**Given problem:** Transcribe the material verbatim in full; the pictures do not belong in the copy.

**Given records:**
+-------+

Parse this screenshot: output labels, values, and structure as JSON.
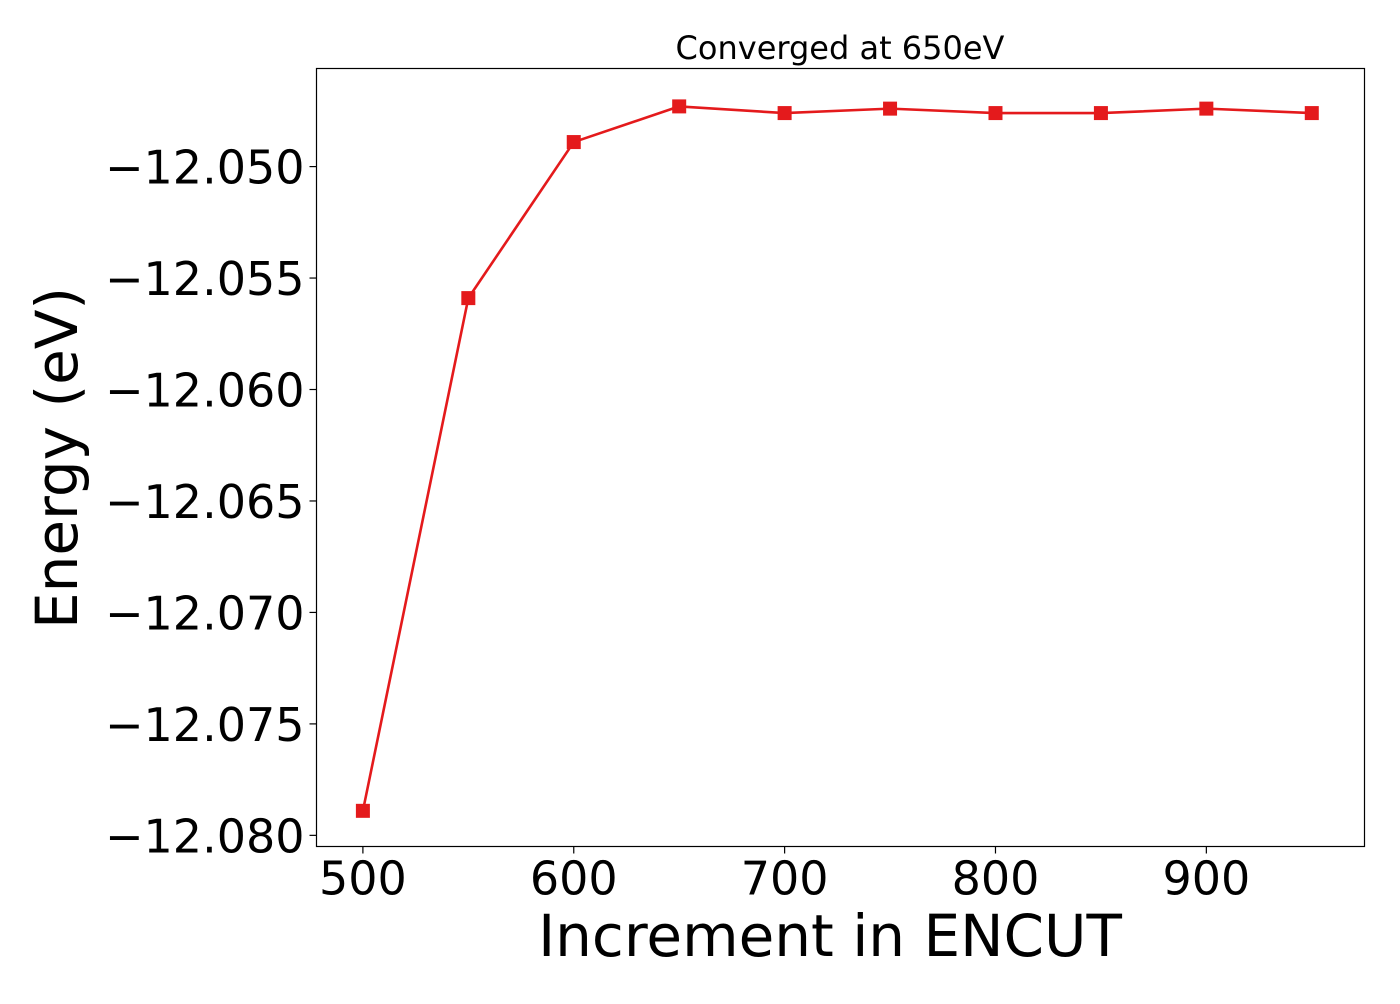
{
  "chart_data": {
    "type": "line",
    "title": "Converged at 650eV",
    "xlabel": "Increment in ENCUT",
    "ylabel": "Energy (eV)",
    "x_ticks": [
      500,
      600,
      700,
      800,
      900
    ],
    "x_tick_labels": [
      "500",
      "600",
      "700",
      "800",
      "900"
    ],
    "y_ticks": [
      -12.05,
      -12.055,
      -12.06,
      -12.065,
      -12.07,
      -12.075,
      -12.08
    ],
    "y_tick_labels": [
      "−12.050",
      "−12.055",
      "−12.060",
      "−12.065",
      "−12.070",
      "−12.075",
      "−12.080"
    ],
    "xlim": [
      478,
      975
    ],
    "ylim": [
      -12.0805,
      -12.0456
    ],
    "grid": false,
    "series": [
      {
        "color": "#e41a1c",
        "marker": "square",
        "x": [
          500,
          550,
          600,
          650,
          700,
          750,
          800,
          850,
          900,
          950
        ],
        "y": [
          -12.0789,
          -12.0559,
          -12.0489,
          -12.0473,
          -12.0476,
          -12.0474,
          -12.0476,
          -12.0476,
          -12.0474,
          -12.0476
        ]
      }
    ]
  }
}
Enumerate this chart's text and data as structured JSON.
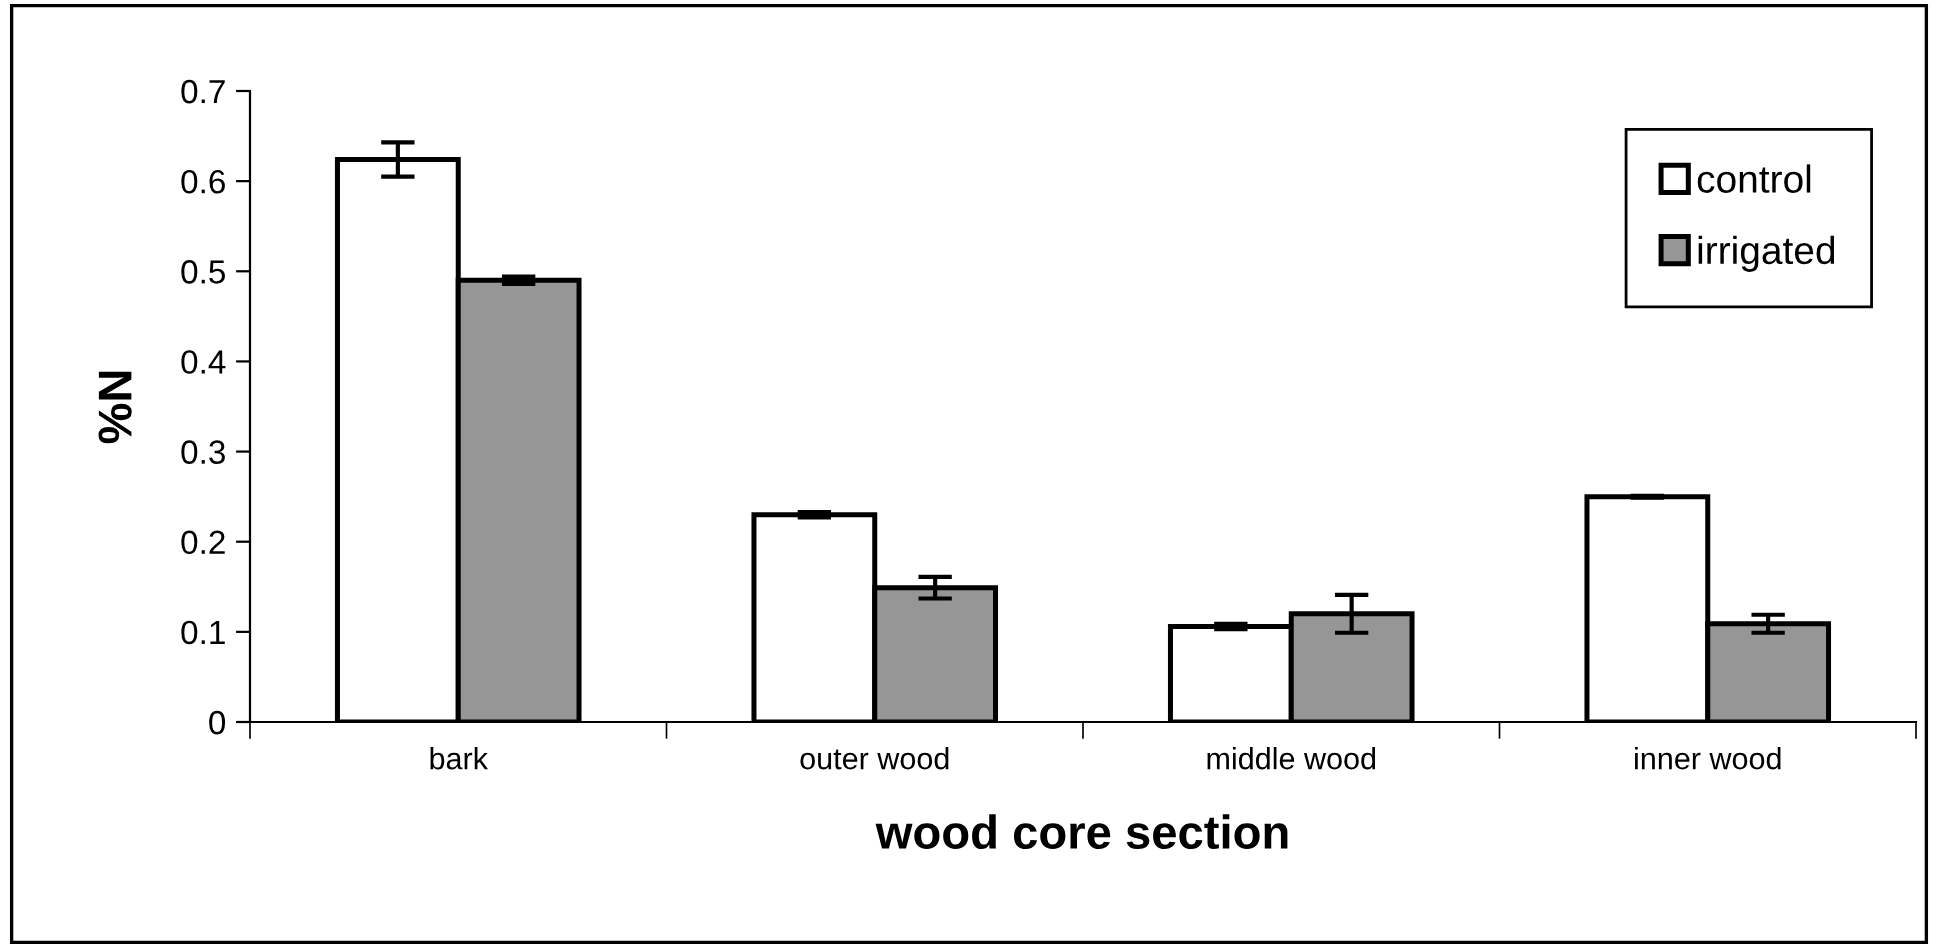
{
  "chart_data": {
    "type": "bar",
    "xlabel": "wood core section",
    "ylabel": "%N",
    "categories": [
      "bark",
      "outer wood",
      "middle wood",
      "inner wood"
    ],
    "series": [
      {
        "name": "control",
        "color": "#ffffff",
        "values": [
          0.624,
          0.23,
          0.106,
          0.25
        ],
        "errors": [
          0.019,
          0.003,
          0.003,
          0.001
        ]
      },
      {
        "name": "irrigated",
        "color": "#969696",
        "values": [
          0.49,
          0.149,
          0.12,
          0.109
        ],
        "errors": [
          0.004,
          0.012,
          0.021,
          0.01
        ]
      }
    ],
    "ylim": [
      0,
      0.7
    ],
    "yticks": [
      {
        "value": 0,
        "label": "0"
      },
      0.1,
      0.2,
      0.3,
      0.4,
      0.5,
      0.6,
      0.7
    ],
    "grid": false,
    "legend": "top right"
  }
}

+-------+

**Solved exercise:**
Parse this screenshot: output labels, values, and structure as JSON.
{
  "chart_data": {
    "type": "line",
    "title": "Converged at 650eV",
    "xlabel": "Increment in ENCUT",
    "ylabel": "Energy (eV)",
    "x_ticks": [
      500,
      600,
      700,
      800,
      900
    ],
    "x_tick_labels": [
      "500",
      "600",
      "700",
      "800",
      "900"
    ],
    "y_ticks": [
      -12.05,
      -12.055,
      -12.06,
      -12.065,
      -12.07,
      -12.075,
      -12.08
    ],
    "y_tick_labels": [
      "−12.050",
      "−12.055",
      "−12.060",
      "−12.065",
      "−12.070",
      "−12.075",
      "−12.080"
    ],
    "xlim": [
      478,
      975
    ],
    "ylim": [
      -12.0805,
      -12.0456
    ],
    "grid": false,
    "series": [
      {
        "color": "#e41a1c",
        "marker": "square",
        "x": [
          500,
          550,
          600,
          650,
          700,
          750,
          800,
          850,
          900,
          950
        ],
        "y": [
          -12.0789,
          -12.0559,
          -12.0489,
          -12.0473,
          -12.0476,
          -12.0474,
          -12.0476,
          -12.0476,
          -12.0474,
          -12.0476
        ]
      }
    ]
  }
}
Enumerate this chart's text and data as structured JSON.
{
  "chart_data": {
    "type": "bar",
    "xlabel": "wood core section",
    "ylabel": "%N",
    "categories": [
      "bark",
      "outer wood",
      "middle wood",
      "inner wood"
    ],
    "series": [
      {
        "name": "control",
        "color": "#ffffff",
        "values": [
          0.624,
          0.23,
          0.106,
          0.25
        ],
        "errors": [
          0.019,
          0.003,
          0.003,
          0.001
        ]
      },
      {
        "name": "irrigated",
        "color": "#969696",
        "values": [
          0.49,
          0.149,
          0.12,
          0.109
        ],
        "errors": [
          0.004,
          0.012,
          0.021,
          0.01
        ]
      }
    ],
    "ylim": [
      0,
      0.7
    ],
    "yticks": [
      {
        "value": 0,
        "label": "0"
      },
      0.1,
      0.2,
      0.3,
      0.4,
      0.5,
      0.6,
      0.7
    ],
    "grid": false,
    "legend": "top right"
  }
}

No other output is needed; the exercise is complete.